#### STORED DATA
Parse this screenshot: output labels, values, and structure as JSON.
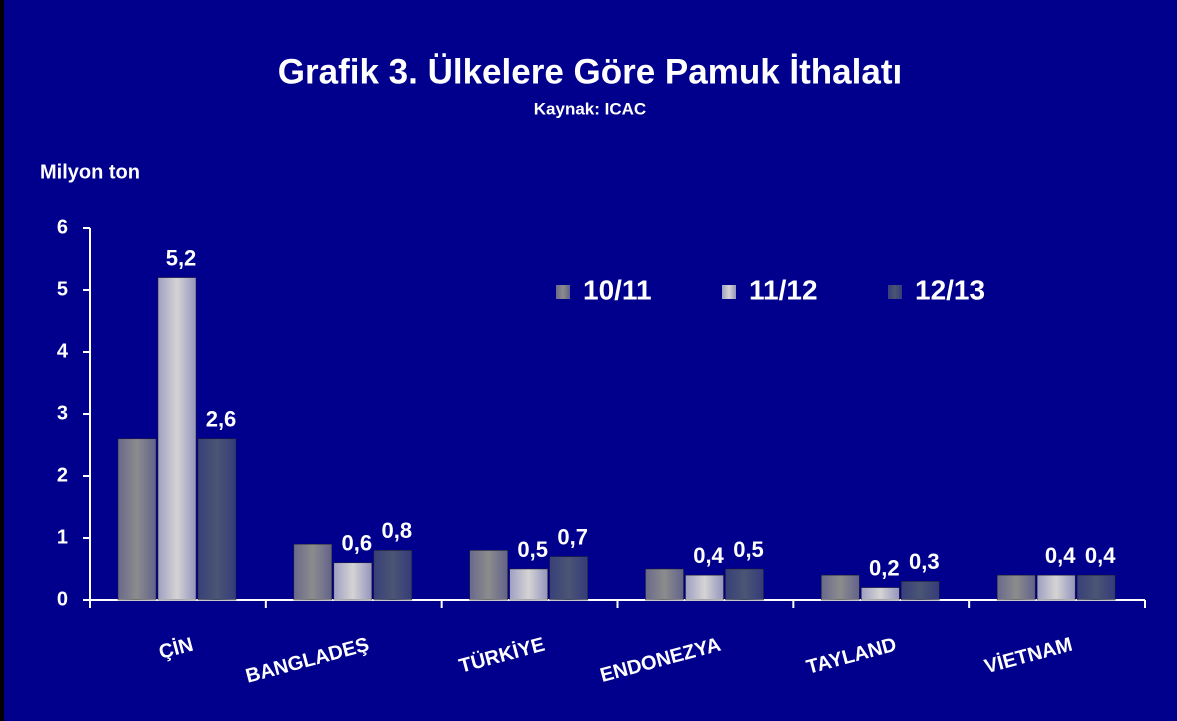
{
  "chart_data": {
    "type": "bar",
    "title": "Grafik 3. Ülkelere Göre Pamuk İthalatı",
    "subtitle": "Kaynak: ICAC",
    "y_label": "Milyon ton",
    "categories": [
      "ÇİN",
      "BANGLADEŞ",
      "TÜRKİYE",
      "ENDONEZYA",
      "TAYLAND",
      "VİETNAM"
    ],
    "series": [
      {
        "name": "10/11",
        "color": "#8c8c8c",
        "values": [
          2.6,
          0.9,
          0.8,
          0.5,
          0.4,
          0.4
        ]
      },
      {
        "name": "11/12",
        "color": "#d4d4d4",
        "values": [
          5.2,
          0.6,
          0.5,
          0.4,
          0.2,
          0.4
        ],
        "value_labels": [
          "5,2",
          "0,6",
          "0,5",
          "0,4",
          "0,2",
          "0,4"
        ]
      },
      {
        "name": "12/13",
        "color": "#4b5573",
        "values": [
          2.6,
          0.8,
          0.7,
          0.5,
          0.3,
          0.4
        ],
        "value_labels": [
          "2,6",
          "0,8",
          "0,7",
          "0,5",
          "0,3",
          "0,4"
        ]
      }
    ],
    "ylim": [
      0,
      6
    ],
    "yticks": [
      0,
      1,
      2,
      3,
      4,
      5,
      6
    ],
    "legend": "upper right"
  }
}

#### WRITTEN TASK
Copy the whole of the material above exactly, but not its images.

#### THE ANSWER
Parse this screenshot: output labels, values, and structure as JSON.
{
  "chart_data": {
    "type": "bar",
    "title": "Grafik 3. Ülkelere Göre Pamuk İthalatı",
    "subtitle": "Kaynak: ICAC",
    "y_label": "Milyon ton",
    "categories": [
      "ÇİN",
      "BANGLADEŞ",
      "TÜRKİYE",
      "ENDONEZYA",
      "TAYLAND",
      "VİETNAM"
    ],
    "series": [
      {
        "name": "10/11",
        "color": "#8c8c8c",
        "values": [
          2.6,
          0.9,
          0.8,
          0.5,
          0.4,
          0.4
        ]
      },
      {
        "name": "11/12",
        "color": "#d4d4d4",
        "values": [
          5.2,
          0.6,
          0.5,
          0.4,
          0.2,
          0.4
        ],
        "value_labels": [
          "5,2",
          "0,6",
          "0,5",
          "0,4",
          "0,2",
          "0,4"
        ]
      },
      {
        "name": "12/13",
        "color": "#4b5573",
        "values": [
          2.6,
          0.8,
          0.7,
          0.5,
          0.3,
          0.4
        ],
        "value_labels": [
          "2,6",
          "0,8",
          "0,7",
          "0,5",
          "0,3",
          "0,4"
        ]
      }
    ],
    "ylim": [
      0,
      6
    ],
    "yticks": [
      0,
      1,
      2,
      3,
      4,
      5,
      6
    ],
    "legend": "upper right"
  }
}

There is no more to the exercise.